• _TEXT EXCERPT_:
* * * *
Volodymyr Groysman’s tenure as vice Prime Minister could have ended after the 100 days that he had worked in Arseniy Yatseniuk’s team. Immediately after the inauguration, President Petro Poroshenko asked him to lead his Administration. Groysman refused, motivating it with the necessity to finish what he started in the Cabinet of Ministers of Ukraine. Essentially, the reform of local government.
“If we are to give power to the oblasts, we will get feudal principalities; no, the power should be delegated to territorial communities directly,” says Groysman. In “civilian life,” so before Maidan, the young mayor of Vinnytsya was considered one of the most successful mayors in the country. Mobilised to the government, today he works in the office he inherited from Olexandr Vilkil and Boris Kolesnikov.
Groysman has already prepared the theoretical basis of the reform, the realisation of which in practice is being halted by war. In addition, purely political circumstances are unfolding as well: the new Constitution, re-election, without which any means will be half-baked.
* * * *
• _EXERCISE TASKS_:
a) Decide whether each statement below agrees with the passage about Volodymyr Groysman, answering yes or no and quoting the words of the passage that settle it: (i) Groysman accepted President Poroshenko's offer to lead his Administration; (ii) before Maidan, Groysman was mayor of Vinnytsya; (iii) Groysman holds that power should be given to the oblasts.
b) Write the next few sentences of the passage about Volodymyr Groysman, picking up after its final sentence.

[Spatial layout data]
* * * *
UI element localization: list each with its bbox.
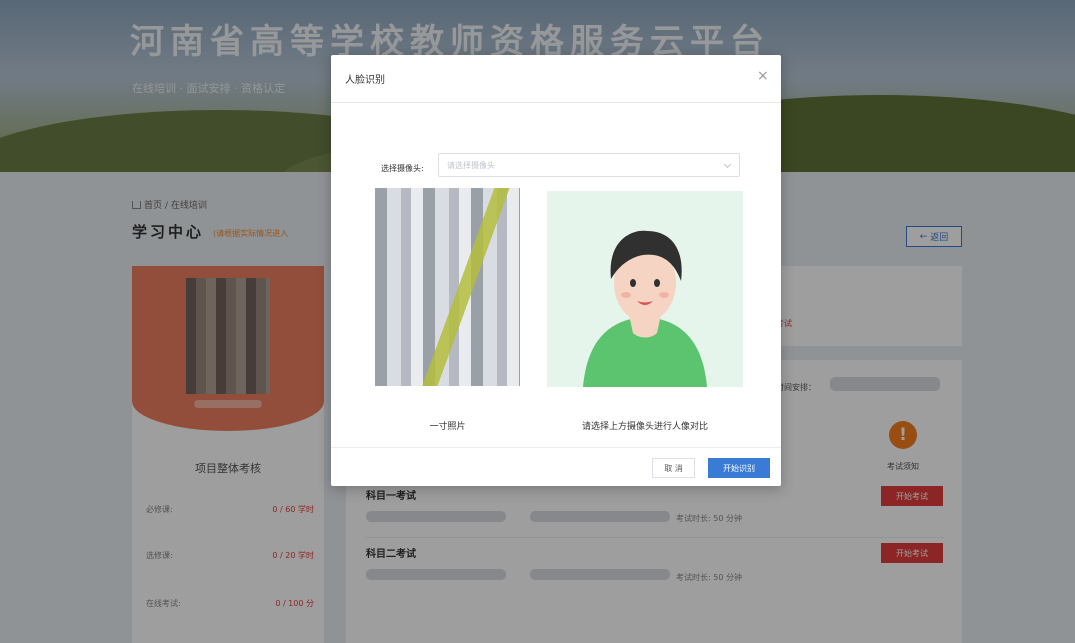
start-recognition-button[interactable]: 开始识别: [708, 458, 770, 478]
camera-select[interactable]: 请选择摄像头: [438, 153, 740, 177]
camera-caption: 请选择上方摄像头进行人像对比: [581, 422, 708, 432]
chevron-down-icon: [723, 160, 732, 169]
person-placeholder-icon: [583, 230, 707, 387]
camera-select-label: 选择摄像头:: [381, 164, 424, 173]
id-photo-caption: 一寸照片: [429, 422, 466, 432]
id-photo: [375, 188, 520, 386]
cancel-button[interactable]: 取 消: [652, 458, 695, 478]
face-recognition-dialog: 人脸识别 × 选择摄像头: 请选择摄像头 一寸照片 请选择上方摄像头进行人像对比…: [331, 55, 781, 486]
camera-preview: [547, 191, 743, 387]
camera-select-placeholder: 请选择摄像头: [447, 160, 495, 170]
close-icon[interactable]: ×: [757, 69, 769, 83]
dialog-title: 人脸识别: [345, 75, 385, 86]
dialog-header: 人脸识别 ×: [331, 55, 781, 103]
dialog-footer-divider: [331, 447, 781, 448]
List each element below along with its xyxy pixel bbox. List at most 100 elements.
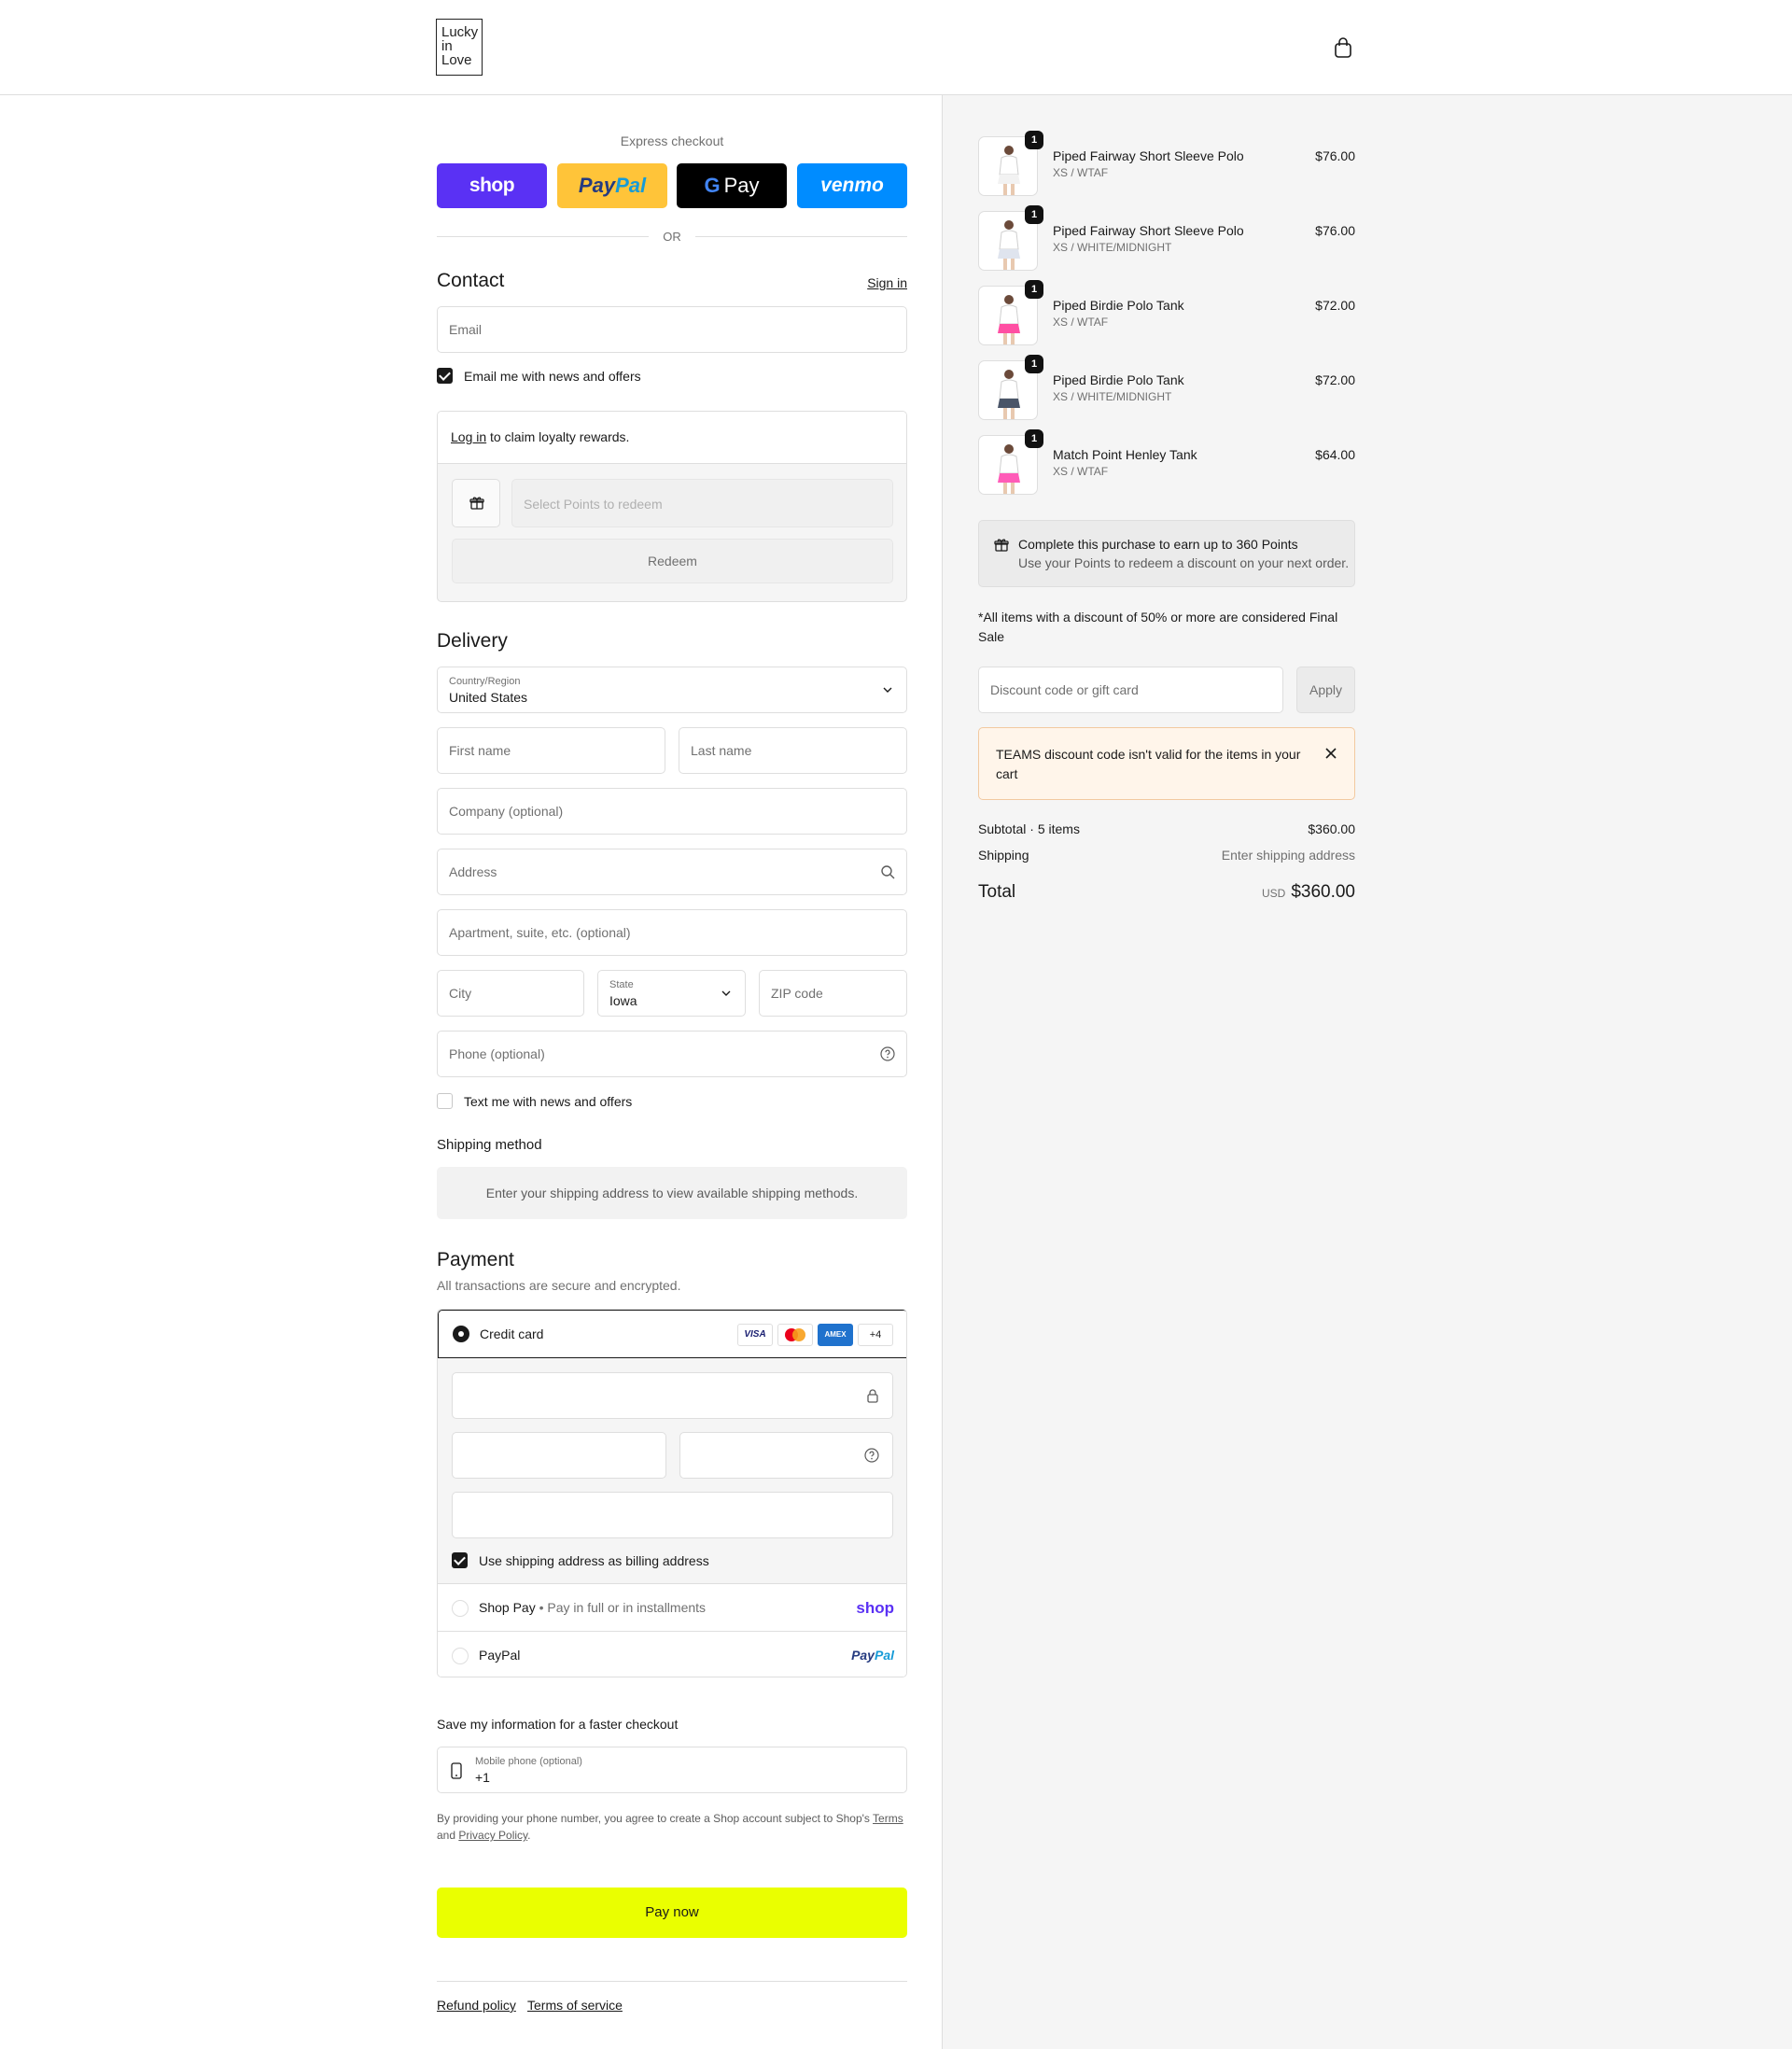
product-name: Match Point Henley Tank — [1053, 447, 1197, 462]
* * * *
• _RESULTS FOR EACH TASK_:
a)
(i) No: "Groysman refused, motivating it with the necessity to finish what he started in the Cabinet of Ministers of Ukraine."
(ii) Yes: "the young mayor of Vinnytsya was considered one of the most successful mayors in the country."
(iii) No: "no, the power should be delegated to territorial communities directly"

b)
This interview is the dissolution of stereotypes. The stereotype that decentralisation is something extremely complex and complicated, that one cannot make sense of that. That it is not beneficial to regular citizens, but the local elites, which are simply fooling the regular citizens. That decentralisation and coherent budget policies are discordant. That Donbas is unique in its demands to be “heard in Kyiv.”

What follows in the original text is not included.